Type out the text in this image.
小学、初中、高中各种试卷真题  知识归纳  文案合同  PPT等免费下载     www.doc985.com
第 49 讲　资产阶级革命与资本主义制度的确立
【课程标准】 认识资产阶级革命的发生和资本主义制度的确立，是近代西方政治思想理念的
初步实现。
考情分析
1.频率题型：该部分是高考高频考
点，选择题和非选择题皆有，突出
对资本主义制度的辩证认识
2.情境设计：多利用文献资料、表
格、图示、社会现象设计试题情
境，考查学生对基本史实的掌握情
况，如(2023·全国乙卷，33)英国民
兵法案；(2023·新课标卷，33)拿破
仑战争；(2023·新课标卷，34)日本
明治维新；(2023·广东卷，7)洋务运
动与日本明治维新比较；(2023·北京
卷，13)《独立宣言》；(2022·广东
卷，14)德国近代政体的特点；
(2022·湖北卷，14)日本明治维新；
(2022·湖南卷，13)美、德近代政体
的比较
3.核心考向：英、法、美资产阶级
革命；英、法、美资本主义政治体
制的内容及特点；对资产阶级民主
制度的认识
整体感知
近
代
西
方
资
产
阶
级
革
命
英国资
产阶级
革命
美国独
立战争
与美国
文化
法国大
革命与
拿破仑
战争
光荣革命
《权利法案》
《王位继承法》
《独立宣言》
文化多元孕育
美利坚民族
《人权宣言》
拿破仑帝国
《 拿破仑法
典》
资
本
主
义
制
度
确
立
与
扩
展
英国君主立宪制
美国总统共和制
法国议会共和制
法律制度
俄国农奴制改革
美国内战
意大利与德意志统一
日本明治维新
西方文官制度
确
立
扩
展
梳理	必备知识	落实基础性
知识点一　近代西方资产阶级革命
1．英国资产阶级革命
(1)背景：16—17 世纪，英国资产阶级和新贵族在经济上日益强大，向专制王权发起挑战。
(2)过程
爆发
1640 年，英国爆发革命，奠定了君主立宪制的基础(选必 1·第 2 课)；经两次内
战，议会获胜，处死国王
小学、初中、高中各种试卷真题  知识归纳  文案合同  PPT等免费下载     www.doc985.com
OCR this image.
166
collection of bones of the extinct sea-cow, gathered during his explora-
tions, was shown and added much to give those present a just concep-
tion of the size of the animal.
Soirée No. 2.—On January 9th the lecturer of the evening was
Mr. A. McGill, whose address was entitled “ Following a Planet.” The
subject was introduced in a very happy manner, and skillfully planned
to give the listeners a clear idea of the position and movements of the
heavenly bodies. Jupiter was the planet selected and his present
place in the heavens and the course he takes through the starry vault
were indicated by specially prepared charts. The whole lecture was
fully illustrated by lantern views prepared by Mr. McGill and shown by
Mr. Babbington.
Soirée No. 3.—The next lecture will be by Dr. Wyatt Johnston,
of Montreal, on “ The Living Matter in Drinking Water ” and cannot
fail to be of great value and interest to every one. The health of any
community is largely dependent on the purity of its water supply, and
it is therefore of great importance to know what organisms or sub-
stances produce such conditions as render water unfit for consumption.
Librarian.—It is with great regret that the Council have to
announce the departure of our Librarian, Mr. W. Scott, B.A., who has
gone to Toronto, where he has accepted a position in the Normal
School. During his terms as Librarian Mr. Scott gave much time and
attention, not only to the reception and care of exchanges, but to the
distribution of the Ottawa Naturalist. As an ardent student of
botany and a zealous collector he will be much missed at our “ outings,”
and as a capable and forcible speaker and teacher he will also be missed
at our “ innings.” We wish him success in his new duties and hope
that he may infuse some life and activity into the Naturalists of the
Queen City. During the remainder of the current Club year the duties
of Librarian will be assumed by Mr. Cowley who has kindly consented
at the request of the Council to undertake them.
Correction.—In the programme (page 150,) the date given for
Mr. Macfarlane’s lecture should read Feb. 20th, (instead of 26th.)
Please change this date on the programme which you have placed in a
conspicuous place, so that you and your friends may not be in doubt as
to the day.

========

All of the data needs to be reproduced exactly, with no line missing.

Type out the text in this image.
小学、初中、高中各种试卷真题  知识归纳  文案合同  PPT等免费下载     www.doc985.com
第 49 讲　资产阶级革命与资本主义制度的确立
【课程标准】 认识资产阶级革命的发生和资本主义制度的确立，是近代西方政治思想理念的
初步实现。
考情分析
1.频率题型：该部分是高考高频考
点，选择题和非选择题皆有，突出
对资本主义制度的辩证认识
2.情境设计：多利用文献资料、表
格、图示、社会现象设计试题情
境，考查学生对基本史实的掌握情
况，如(2023·全国乙卷，33)英国民
兵法案；(2023·新课标卷，33)拿破
仑战争；(2023·新课标卷，34)日本
明治维新；(2023·广东卷，7)洋务运
动与日本明治维新比较；(2023·北京
卷，13)《独立宣言》；(2022·广东
卷，14)德国近代政体的特点；
(2022·湖北卷，14)日本明治维新；
(2022·湖南卷，13)美、德近代政体
的比较
3.核心考向：英、法、美资产阶级
革命；英、法、美资本主义政治体
制的内容及特点；对资产阶级民主
制度的认识
整体感知
近
代
西
方
资
产
阶
级
革
命
英国资
产阶级
革命
美国独
立战争
与美国
文化
法国大
革命与
拿破仑
战争
光荣革命
《权利法案》
《王位继承法》
《独立宣言》
文化多元孕育
美利坚民族
《人权宣言》
拿破仑帝国
《 拿破仑法
典》
资
本
主
义
制
度
确
立
与
扩
展
英国君主立宪制
美国总统共和制
法国议会共和制
法律制度
俄国农奴制改革
美国内战
意大利与德意志统一
日本明治维新
西方文官制度
确
立
扩
展
梳理	必备知识	落实基础性
知识点一　近代西方资产阶级革命
1．英国资产阶级革命
(1)背景：16—17 世纪，英国资产阶级和新贵族在经济上日益强大，向专制王权发起挑战。
(2)过程
爆发
1640 年，英国爆发革命，奠定了君主立宪制的基础(选必 1·第 2 课)；经两次内
战，议会获胜，处死国王
小学、初中、高中各种试卷真题  知识归纳  文案合同  PPT等免费下载     www.doc985.com
OCR this image.
166
collection of bones of the extinct sea-cow, gathered during his explora-
tions, was shown and added much to give those present a just concep-
tion of the size of the animal.
Soirée No. 2.—On January 9th the lecturer of the evening was
Mr. A. McGill, whose address was entitled “ Following a Planet.” The
subject was introduced in a very happy manner, and skillfully planned
to give the listeners a clear idea of the position and movements of the
heavenly bodies. Jupiter was the planet selected and his present
place in the heavens and the course he takes through the starry vault
were indicated by specially prepared charts. The whole lecture was
fully illustrated by lantern views prepared by Mr. McGill and shown by
Mr. Babbington.
Soirée No. 3.—The next lecture will be by Dr. Wyatt Johnston,
of Montreal, on “ The Living Matter in Drinking Water ” and cannot
fail to be of great value and interest to every one. The health of any
community is largely dependent on the purity of its water supply, and
it is therefore of great importance to know what organisms or sub-
stances produce such conditions as render water unfit for consumption.
Librarian.—It is with great regret that the Council have to
announce the departure of our Librarian, Mr. W. Scott, B.A., who has
gone to Toronto, where he has accepted a position in the Normal
School. During his terms as Librarian Mr. Scott gave much time and
attention, not only to the reception and care of exchanges, but to the
distribution of the Ottawa Naturalist. As an ardent student of
botany and a zealous collector he will be much missed at our “ outings,”
and as a capable and forcible speaker and teacher he will also be missed
at our “ innings.” We wish him success in his new duties and hope
that he may infuse some life and activity into the Naturalists of the
Queen City. During the remainder of the current Club year the duties
of Librarian will be assumed by Mr. Cowley who has kindly consented
at the request of the Council to undertake them.
Correction.—In the programme (page 150,) the date given for
Mr. Macfarlane’s lecture should read Feb. 20th, (instead of 26th.)
Please change this date on the programme which you have placed in a
conspicuous place, so that you and your friends may not be in doubt as
to the day.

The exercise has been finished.